# Requirements
Tally the lines in the listing below that contain "used" and report the tally alone.

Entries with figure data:

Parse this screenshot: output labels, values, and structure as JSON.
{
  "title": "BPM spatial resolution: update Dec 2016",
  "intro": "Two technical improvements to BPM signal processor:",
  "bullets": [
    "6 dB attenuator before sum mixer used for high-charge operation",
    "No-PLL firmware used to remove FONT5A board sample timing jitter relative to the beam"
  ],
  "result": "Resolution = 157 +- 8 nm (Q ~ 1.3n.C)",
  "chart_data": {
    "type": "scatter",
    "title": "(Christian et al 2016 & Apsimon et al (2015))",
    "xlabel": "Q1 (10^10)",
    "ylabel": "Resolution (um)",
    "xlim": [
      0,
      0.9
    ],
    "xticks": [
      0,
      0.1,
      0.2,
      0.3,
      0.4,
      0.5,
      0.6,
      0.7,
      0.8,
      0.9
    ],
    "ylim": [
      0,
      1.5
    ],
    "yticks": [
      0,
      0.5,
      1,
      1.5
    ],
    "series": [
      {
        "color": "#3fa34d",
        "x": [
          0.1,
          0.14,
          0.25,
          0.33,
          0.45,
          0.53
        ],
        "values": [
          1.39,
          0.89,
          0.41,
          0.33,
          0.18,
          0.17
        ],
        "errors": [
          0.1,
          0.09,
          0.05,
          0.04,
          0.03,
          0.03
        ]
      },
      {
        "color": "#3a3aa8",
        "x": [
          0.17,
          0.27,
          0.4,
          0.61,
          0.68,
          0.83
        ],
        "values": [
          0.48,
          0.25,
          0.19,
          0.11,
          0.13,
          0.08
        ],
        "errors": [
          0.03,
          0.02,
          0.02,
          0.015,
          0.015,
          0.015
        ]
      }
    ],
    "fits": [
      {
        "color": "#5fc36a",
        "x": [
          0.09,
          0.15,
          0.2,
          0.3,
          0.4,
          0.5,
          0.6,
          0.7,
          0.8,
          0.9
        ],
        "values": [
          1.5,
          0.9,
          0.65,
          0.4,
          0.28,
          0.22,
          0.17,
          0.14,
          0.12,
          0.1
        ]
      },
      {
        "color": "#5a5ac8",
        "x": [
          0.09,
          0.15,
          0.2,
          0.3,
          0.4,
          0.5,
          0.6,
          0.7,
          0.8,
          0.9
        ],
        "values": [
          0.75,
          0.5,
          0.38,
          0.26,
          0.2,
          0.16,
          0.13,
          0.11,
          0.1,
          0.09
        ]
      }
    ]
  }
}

# The reply
2